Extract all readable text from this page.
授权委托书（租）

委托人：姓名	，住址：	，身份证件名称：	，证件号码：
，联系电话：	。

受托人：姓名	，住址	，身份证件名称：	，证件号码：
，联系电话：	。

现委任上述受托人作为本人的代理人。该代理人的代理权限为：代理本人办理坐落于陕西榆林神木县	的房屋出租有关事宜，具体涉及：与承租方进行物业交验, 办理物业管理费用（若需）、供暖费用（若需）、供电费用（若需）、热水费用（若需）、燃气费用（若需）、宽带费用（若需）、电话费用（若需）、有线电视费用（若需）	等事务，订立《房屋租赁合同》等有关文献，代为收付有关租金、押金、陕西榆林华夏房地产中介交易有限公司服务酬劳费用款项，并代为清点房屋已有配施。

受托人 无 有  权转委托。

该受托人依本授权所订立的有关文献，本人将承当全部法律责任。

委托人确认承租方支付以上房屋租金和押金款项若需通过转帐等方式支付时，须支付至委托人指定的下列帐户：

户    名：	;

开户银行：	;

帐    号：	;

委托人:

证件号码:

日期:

---

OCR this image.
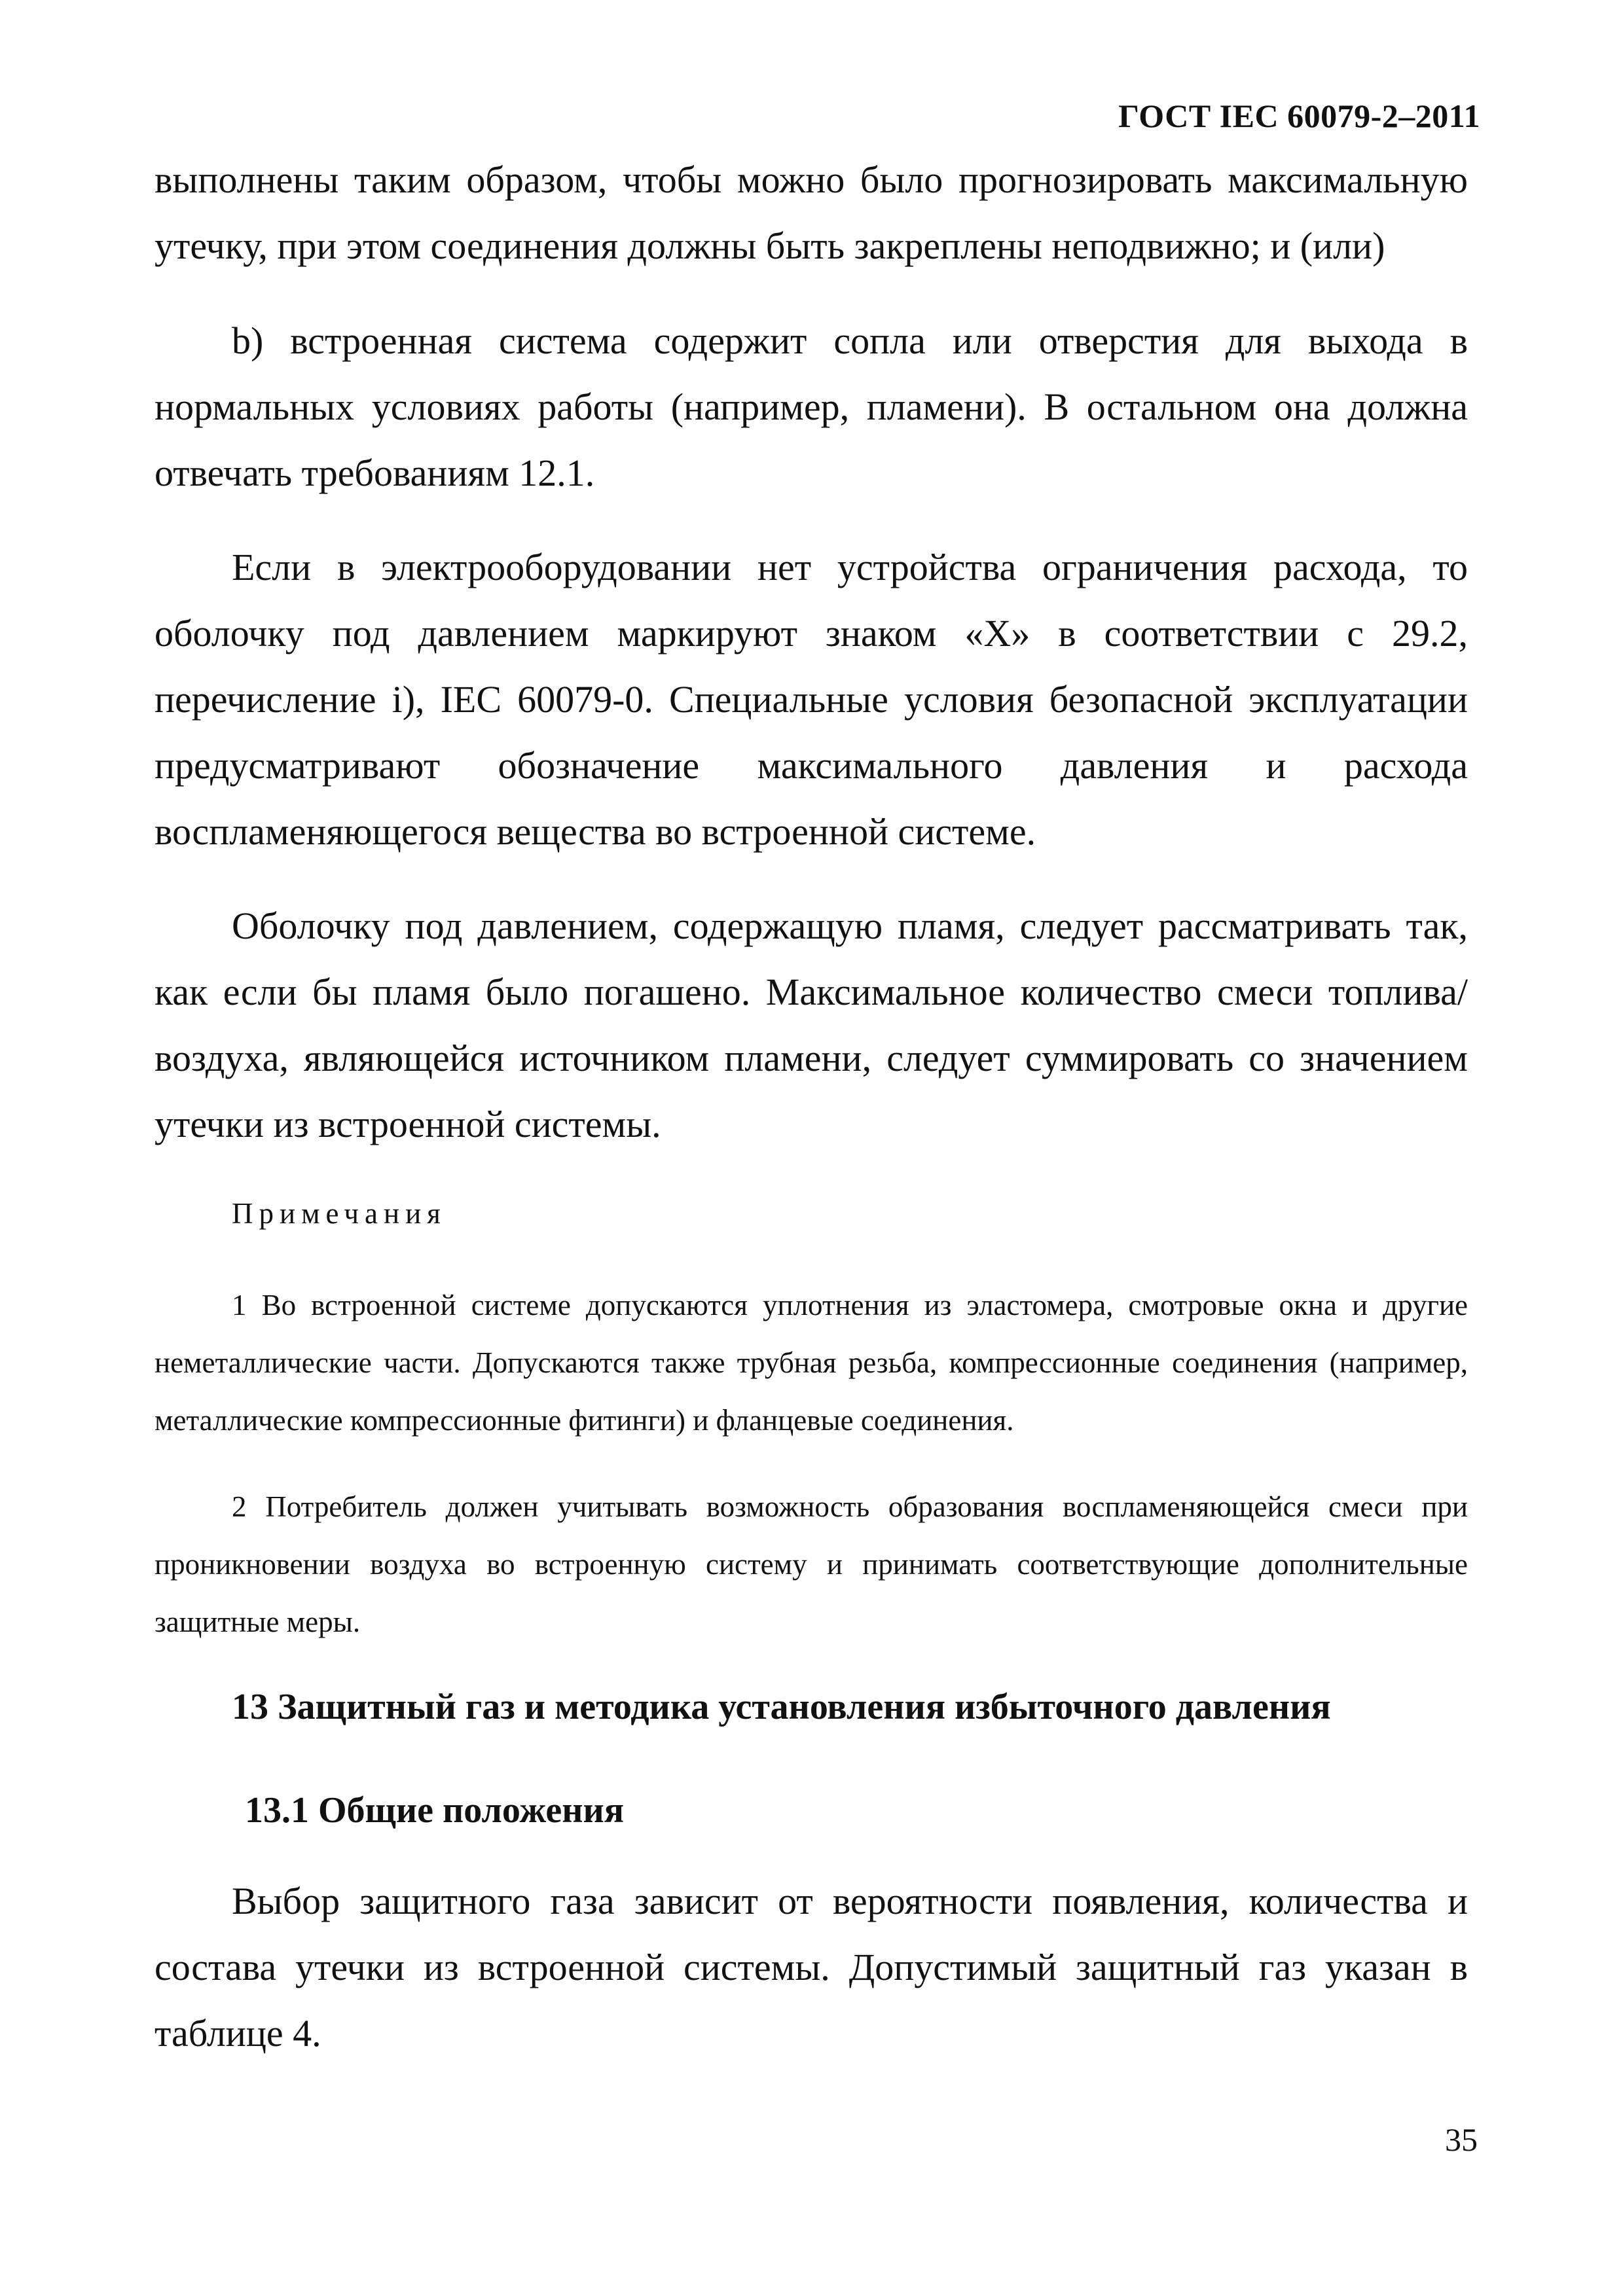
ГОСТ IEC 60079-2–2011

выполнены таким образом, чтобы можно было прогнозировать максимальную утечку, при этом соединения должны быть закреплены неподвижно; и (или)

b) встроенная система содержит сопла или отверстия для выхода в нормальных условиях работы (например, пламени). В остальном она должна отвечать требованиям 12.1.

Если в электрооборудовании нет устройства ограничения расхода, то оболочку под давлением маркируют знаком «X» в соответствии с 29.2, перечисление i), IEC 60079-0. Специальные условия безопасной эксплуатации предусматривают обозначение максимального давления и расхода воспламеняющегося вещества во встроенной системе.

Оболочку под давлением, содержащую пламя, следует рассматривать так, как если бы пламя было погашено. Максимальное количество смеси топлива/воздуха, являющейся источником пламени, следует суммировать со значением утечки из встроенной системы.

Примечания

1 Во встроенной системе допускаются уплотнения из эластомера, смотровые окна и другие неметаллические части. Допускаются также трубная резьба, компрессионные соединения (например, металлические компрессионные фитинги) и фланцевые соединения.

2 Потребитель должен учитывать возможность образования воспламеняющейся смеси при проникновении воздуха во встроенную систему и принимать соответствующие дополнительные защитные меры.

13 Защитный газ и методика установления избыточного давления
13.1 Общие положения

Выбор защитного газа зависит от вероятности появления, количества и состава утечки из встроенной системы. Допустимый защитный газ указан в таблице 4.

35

What you are asked to do:
Scan the data above; copy every line where "встроенной" appears.

Answer to the exercise:
Если в электрооборудовании нет устройства ограничения расхода, то оболочку под давлением маркируют знаком «X» в соответствии с 29.2, перечисление i), IEC 60079-0. Специальные условия безопасной эксплуатации предусматривают обозначение максимального давления и расхода воспламеняющегося вещества во встроенной системе.
Оболочку под давлением, содержащую пламя, следует рассматривать так, как если бы пламя было погашено. Максимальное количество смеси топлива/воздуха, являющейся источником пламени, следует суммировать со значением утечки из встроенной системы.
1 Во встроенной системе допускаются уплотнения из эластомера, смотровые окна и другие неметаллические части. Допускаются также трубная резьба, компрессионные соединения (например, металлические компрессионные фитинги) и фланцевые соединения.
Выбор защитного газа зависит от вероятности появления, количества и состава утечки из встроенной системы. Допустимый защитный газ указан в таблице 4.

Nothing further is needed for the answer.